Given request: Exactly repeat all the records below, omitting the images they hold.

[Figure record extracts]
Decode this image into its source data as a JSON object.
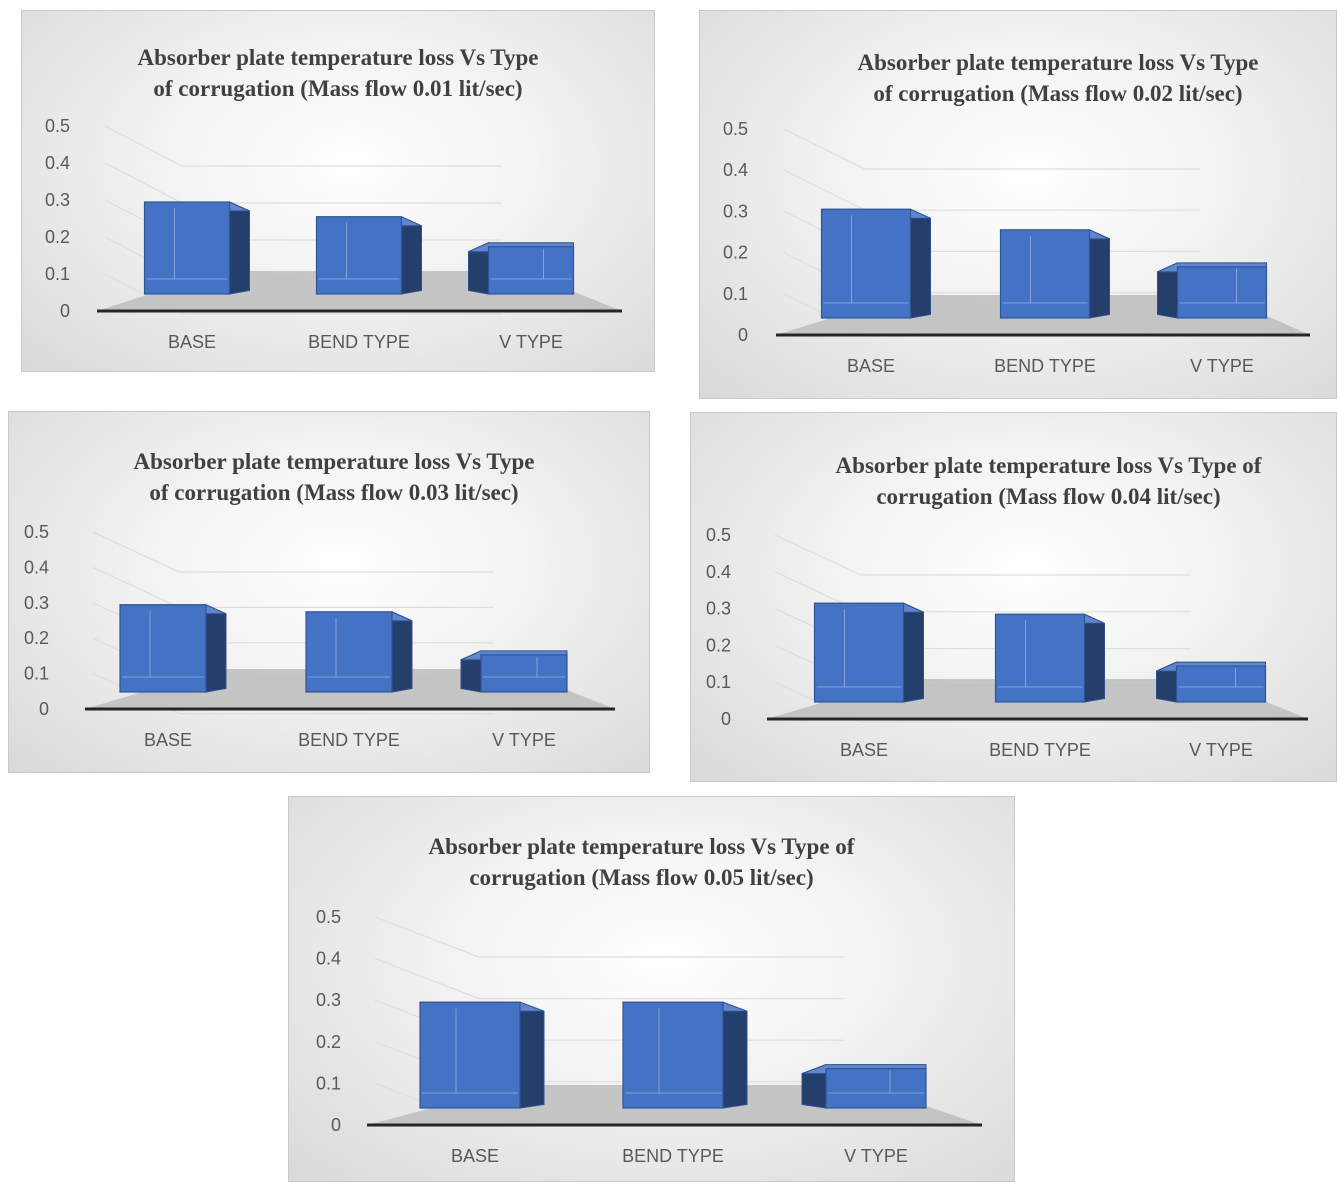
{
  "chart_data": [
    {
      "type": "bar",
      "title": "Absorber plate temperature loss Vs Type of corrugation (Mass flow 0.01 lit/sec)",
      "categories": [
        "BASE",
        "BEND TYPE",
        "V TYPE"
      ],
      "values": [
        0.3,
        0.26,
        0.19
      ],
      "yticks": [
        "0",
        "0.1",
        "0.2",
        "0.3",
        "0.4",
        "0.5"
      ],
      "ylim": [
        0,
        0.5
      ],
      "style": "3d-column",
      "bar_color": "#4472C4"
    },
    {
      "type": "bar",
      "title": "Absorber plate temperature loss Vs Type of corrugation (Mass flow 0.02 lit/sec)",
      "categories": [
        "BASE",
        "BEND TYPE",
        "V TYPE"
      ],
      "values": [
        0.31,
        0.26,
        0.18
      ],
      "yticks": [
        "0",
        "0.1",
        "0.2",
        "0.3",
        "0.4",
        "0.5"
      ],
      "ylim": [
        0,
        0.5
      ],
      "style": "3d-column",
      "bar_color": "#4472C4"
    },
    {
      "type": "bar",
      "title": "Absorber plate temperature loss Vs Type of corrugation (Mass flow 0.03 lit/sec)",
      "categories": [
        "BASE",
        "BEND TYPE",
        "V TYPE"
      ],
      "values": [
        0.3,
        0.28,
        0.17
      ],
      "yticks": [
        "0",
        "0.1",
        "0.2",
        "0.3",
        "0.4",
        "0.5"
      ],
      "ylim": [
        0,
        0.5
      ],
      "style": "3d-column",
      "bar_color": "#4472C4"
    },
    {
      "type": "bar",
      "title": "Absorber plate temperature loss Vs Type of corrugation (Mass flow 0.04 lit/sec)",
      "categories": [
        "BASE",
        "BEND TYPE",
        "V TYPE"
      ],
      "values": [
        0.32,
        0.29,
        0.16
      ],
      "yticks": [
        "0",
        "0.1",
        "0.2",
        "0.3",
        "0.4",
        "0.5"
      ],
      "ylim": [
        0,
        0.5
      ],
      "style": "3d-column",
      "bar_color": "#4472C4"
    },
    {
      "type": "bar",
      "title": "Absorber plate temperature loss Vs Type of corrugation (Mass flow 0.05 lit/sec)",
      "categories": [
        "BASE",
        "BEND TYPE",
        "V TYPE"
      ],
      "values": [
        0.3,
        0.3,
        0.15
      ],
      "yticks": [
        "0",
        "0.1",
        "0.2",
        "0.3",
        "0.4",
        "0.5"
      ],
      "ylim": [
        0,
        0.5
      ],
      "style": "3d-column",
      "bar_color": "#4472C4"
    }
  ]
}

Exercise response:
Decode this image into its source data as a JSON object.
{
  "chart_data": [
    {
      "type": "bar",
      "title": "Absorber plate temperature loss Vs Type of corrugation (Mass flow 0.01 lit/sec)",
      "categories": [
        "BASE",
        "BEND TYPE",
        "V TYPE"
      ],
      "values": [
        0.3,
        0.26,
        0.19
      ],
      "yticks": [
        "0",
        "0.1",
        "0.2",
        "0.3",
        "0.4",
        "0.5"
      ],
      "ylim": [
        0,
        0.5
      ],
      "style": "3d-column",
      "bar_color": "#4472C4"
    },
    {
      "type": "bar",
      "title": "Absorber plate temperature loss Vs Type of corrugation (Mass flow 0.02 lit/sec)",
      "categories": [
        "BASE",
        "BEND TYPE",
        "V TYPE"
      ],
      "values": [
        0.31,
        0.26,
        0.18
      ],
      "yticks": [
        "0",
        "0.1",
        "0.2",
        "0.3",
        "0.4",
        "0.5"
      ],
      "ylim": [
        0,
        0.5
      ],
      "style": "3d-column",
      "bar_color": "#4472C4"
    },
    {
      "type": "bar",
      "title": "Absorber plate temperature loss Vs Type of corrugation (Mass flow 0.03 lit/sec)",
      "categories": [
        "BASE",
        "BEND TYPE",
        "V TYPE"
      ],
      "values": [
        0.3,
        0.28,
        0.17
      ],
      "yticks": [
        "0",
        "0.1",
        "0.2",
        "0.3",
        "0.4",
        "0.5"
      ],
      "ylim": [
        0,
        0.5
      ],
      "style": "3d-column",
      "bar_color": "#4472C4"
    },
    {
      "type": "bar",
      "title": "Absorber plate temperature loss Vs Type of corrugation (Mass flow 0.04 lit/sec)",
      "categories": [
        "BASE",
        "BEND TYPE",
        "V TYPE"
      ],
      "values": [
        0.32,
        0.29,
        0.16
      ],
      "yticks": [
        "0",
        "0.1",
        "0.2",
        "0.3",
        "0.4",
        "0.5"
      ],
      "ylim": [
        0,
        0.5
      ],
      "style": "3d-column",
      "bar_color": "#4472C4"
    },
    {
      "type": "bar",
      "title": "Absorber plate temperature loss Vs Type of corrugation (Mass flow 0.05 lit/sec)",
      "categories": [
        "BASE",
        "BEND TYPE",
        "V TYPE"
      ],
      "values": [
        0.3,
        0.3,
        0.15
      ],
      "yticks": [
        "0",
        "0.1",
        "0.2",
        "0.3",
        "0.4",
        "0.5"
      ],
      "ylim": [
        0,
        0.5
      ],
      "style": "3d-column",
      "bar_color": "#4472C4"
    }
  ]
}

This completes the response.